#### [Saved entries]
+ + +

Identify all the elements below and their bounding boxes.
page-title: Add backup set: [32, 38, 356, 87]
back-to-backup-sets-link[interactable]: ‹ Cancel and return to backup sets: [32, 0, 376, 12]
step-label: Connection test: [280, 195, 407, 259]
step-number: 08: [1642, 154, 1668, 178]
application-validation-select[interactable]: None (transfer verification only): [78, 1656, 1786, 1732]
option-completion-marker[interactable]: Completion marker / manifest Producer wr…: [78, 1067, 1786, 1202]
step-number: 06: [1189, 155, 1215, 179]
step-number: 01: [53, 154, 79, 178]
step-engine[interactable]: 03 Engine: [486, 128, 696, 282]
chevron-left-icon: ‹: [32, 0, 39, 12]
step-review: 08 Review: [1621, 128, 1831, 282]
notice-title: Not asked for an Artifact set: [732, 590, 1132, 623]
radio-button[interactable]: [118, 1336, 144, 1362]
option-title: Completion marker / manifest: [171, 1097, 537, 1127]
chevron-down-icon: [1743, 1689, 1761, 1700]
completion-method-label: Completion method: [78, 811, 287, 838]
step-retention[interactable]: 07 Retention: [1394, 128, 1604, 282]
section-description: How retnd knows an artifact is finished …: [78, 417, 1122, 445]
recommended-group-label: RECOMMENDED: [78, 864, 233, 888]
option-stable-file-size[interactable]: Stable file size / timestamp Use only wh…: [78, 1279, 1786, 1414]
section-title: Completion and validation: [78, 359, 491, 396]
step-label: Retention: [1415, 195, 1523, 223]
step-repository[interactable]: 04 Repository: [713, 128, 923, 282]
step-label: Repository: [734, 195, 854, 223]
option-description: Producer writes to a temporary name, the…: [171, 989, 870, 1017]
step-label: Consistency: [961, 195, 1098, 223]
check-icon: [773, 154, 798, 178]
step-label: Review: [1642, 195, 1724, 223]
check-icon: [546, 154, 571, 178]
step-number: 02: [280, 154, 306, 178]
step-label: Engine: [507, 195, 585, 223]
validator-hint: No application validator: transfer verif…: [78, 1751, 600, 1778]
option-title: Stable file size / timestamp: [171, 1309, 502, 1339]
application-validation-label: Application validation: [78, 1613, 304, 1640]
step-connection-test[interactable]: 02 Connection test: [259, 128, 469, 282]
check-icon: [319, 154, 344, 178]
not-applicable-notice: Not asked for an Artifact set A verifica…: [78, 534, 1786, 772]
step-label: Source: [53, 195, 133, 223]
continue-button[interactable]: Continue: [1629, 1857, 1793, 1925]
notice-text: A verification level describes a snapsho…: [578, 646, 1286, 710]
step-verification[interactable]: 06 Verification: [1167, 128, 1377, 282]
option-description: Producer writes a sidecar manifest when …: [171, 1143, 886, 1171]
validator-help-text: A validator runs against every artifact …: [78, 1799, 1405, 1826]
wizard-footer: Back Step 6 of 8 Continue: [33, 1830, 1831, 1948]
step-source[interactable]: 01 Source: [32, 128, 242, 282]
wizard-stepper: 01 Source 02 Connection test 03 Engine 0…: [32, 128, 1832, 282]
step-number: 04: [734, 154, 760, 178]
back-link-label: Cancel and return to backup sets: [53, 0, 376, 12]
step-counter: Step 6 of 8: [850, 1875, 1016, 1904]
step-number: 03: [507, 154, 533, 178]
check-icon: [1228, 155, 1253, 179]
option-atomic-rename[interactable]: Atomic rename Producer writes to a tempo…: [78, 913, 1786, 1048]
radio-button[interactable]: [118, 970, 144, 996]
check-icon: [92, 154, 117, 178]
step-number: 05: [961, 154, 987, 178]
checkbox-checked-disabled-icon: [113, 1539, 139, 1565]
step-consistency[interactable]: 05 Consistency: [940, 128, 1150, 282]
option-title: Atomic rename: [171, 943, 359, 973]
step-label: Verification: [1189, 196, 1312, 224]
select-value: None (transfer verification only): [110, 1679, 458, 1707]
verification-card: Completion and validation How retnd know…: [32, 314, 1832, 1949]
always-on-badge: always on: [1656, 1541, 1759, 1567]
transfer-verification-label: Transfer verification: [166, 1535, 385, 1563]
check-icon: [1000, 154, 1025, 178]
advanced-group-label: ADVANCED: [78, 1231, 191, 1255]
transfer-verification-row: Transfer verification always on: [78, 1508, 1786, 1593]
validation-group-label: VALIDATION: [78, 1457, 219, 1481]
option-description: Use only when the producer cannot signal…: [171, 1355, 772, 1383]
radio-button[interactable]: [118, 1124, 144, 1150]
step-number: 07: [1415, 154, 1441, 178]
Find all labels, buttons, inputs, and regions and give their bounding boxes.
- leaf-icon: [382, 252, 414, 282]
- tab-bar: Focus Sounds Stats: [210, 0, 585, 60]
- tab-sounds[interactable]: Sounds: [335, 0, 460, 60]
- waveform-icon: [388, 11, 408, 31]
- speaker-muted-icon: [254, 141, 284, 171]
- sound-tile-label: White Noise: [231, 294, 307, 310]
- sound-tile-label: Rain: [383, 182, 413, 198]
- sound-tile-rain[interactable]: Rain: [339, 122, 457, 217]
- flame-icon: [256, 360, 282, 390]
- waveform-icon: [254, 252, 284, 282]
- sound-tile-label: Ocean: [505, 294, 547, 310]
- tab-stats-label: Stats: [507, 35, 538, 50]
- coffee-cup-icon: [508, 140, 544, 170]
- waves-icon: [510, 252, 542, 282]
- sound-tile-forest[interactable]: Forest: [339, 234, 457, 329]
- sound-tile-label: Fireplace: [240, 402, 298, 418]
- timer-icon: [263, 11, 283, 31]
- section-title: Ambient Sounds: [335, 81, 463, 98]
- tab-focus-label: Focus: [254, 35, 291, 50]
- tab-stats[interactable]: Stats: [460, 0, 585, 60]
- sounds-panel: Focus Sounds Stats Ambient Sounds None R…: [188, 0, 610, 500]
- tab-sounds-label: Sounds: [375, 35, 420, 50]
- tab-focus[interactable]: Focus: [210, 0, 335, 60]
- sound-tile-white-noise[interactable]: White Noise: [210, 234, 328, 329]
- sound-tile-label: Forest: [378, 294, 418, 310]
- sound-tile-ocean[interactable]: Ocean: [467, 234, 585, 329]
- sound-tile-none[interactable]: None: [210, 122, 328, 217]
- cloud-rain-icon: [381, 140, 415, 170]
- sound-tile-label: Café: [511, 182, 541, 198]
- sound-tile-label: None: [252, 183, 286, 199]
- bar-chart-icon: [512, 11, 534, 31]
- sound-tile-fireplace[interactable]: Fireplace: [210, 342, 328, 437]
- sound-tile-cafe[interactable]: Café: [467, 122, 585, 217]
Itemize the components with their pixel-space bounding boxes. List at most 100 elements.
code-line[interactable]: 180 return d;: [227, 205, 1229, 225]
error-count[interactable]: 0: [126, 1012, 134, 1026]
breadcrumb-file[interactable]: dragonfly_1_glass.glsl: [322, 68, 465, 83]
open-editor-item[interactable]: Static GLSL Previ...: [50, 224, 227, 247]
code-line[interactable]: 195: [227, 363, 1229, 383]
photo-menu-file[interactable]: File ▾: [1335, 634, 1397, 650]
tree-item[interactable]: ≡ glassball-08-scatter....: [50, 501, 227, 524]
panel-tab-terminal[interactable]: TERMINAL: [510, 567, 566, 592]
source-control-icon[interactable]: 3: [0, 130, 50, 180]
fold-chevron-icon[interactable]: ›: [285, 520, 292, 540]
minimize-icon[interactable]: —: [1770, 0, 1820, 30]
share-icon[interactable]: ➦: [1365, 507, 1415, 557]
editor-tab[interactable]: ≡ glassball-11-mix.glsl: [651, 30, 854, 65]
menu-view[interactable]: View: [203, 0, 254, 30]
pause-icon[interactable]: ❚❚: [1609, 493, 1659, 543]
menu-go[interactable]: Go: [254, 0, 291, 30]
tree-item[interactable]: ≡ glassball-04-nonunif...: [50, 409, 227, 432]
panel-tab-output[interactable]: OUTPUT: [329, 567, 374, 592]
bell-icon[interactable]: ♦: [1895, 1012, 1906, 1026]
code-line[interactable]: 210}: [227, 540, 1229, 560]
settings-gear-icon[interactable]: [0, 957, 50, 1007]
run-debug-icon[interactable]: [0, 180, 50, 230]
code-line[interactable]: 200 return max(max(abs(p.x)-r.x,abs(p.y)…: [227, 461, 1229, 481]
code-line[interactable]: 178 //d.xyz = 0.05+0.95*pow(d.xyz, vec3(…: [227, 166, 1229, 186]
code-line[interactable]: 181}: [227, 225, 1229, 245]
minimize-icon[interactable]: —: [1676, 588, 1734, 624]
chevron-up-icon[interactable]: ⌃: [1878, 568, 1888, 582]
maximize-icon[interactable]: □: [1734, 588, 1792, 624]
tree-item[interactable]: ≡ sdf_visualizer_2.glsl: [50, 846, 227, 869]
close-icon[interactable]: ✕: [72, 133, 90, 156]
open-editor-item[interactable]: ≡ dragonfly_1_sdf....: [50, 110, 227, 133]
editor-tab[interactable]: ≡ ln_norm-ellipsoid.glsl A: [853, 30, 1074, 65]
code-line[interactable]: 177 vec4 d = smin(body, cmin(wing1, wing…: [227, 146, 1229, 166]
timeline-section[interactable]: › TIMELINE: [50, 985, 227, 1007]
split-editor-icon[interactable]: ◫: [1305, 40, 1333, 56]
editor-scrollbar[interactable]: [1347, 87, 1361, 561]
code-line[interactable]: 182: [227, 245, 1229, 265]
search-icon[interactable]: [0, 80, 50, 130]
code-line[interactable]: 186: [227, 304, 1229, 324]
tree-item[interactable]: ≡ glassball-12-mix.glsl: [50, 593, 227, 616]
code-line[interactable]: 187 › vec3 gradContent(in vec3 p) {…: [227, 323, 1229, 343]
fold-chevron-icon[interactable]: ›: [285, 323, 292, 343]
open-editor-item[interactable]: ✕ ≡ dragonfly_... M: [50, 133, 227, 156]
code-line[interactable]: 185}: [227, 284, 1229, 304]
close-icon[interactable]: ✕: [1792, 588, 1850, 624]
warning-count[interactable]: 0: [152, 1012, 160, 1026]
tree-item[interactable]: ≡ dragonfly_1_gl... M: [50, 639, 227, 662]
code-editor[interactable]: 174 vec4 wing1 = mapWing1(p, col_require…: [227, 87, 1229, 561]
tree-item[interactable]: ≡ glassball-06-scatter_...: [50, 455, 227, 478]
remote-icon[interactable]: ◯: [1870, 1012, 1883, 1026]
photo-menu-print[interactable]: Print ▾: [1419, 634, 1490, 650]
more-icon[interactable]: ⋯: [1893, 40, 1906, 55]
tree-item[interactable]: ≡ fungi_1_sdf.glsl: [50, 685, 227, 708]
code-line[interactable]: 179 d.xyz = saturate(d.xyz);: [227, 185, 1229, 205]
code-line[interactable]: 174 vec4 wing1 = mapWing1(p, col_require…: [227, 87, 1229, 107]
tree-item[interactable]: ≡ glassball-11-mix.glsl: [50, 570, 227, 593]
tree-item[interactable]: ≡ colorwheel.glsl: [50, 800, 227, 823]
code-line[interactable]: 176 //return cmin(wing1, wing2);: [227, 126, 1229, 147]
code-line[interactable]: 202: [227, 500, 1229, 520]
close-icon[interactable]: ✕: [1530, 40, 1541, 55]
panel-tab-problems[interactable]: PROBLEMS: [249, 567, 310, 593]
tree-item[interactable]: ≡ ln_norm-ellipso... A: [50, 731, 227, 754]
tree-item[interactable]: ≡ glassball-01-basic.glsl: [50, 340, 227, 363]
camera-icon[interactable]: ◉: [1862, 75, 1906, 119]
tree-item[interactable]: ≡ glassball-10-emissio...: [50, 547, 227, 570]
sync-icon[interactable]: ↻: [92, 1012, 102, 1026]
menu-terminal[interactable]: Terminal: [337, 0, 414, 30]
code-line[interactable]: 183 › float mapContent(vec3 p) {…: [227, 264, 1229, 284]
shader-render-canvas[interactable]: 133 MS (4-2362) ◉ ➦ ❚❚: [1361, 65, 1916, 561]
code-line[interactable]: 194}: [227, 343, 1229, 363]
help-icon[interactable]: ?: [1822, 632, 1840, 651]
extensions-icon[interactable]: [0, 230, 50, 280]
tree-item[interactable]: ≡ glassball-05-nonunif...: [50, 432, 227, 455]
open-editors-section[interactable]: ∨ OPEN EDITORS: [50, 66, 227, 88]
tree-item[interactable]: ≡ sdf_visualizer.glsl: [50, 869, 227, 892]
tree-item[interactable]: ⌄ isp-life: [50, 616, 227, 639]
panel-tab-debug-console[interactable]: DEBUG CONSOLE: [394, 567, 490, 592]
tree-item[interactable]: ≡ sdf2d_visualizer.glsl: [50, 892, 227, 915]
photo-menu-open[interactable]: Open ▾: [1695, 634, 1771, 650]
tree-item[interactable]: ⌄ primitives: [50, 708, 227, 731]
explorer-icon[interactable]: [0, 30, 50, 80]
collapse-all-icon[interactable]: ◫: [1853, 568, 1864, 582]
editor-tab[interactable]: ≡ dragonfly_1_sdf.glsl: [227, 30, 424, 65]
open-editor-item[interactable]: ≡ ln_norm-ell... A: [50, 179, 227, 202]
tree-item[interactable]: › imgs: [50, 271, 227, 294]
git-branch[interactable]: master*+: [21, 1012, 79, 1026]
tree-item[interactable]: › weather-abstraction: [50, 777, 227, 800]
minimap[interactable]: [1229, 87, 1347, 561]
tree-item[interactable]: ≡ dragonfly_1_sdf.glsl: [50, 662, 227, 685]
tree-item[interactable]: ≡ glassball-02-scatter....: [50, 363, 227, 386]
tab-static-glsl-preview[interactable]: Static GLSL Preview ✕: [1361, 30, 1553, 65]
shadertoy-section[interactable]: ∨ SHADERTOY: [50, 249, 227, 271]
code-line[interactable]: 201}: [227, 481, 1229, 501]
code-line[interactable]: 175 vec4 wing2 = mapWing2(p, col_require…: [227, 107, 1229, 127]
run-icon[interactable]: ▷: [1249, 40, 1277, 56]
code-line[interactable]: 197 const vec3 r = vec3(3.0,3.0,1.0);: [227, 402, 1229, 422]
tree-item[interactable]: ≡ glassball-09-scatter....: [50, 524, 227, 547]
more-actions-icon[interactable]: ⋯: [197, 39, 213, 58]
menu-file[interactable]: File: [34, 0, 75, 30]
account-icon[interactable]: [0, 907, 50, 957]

+ + +

#### [Goal]
From the records above, pull out every line containing the string "test", matching case exactly.

#### [Output for this task]
step-label: Connection test: [280, 195, 407, 259]
step-connection-test[interactable]: 02 Connection test: [259, 128, 469, 282]
wizard-stepper: 01 Source 02 Connection test 03 Engine 0…: [32, 128, 1832, 282]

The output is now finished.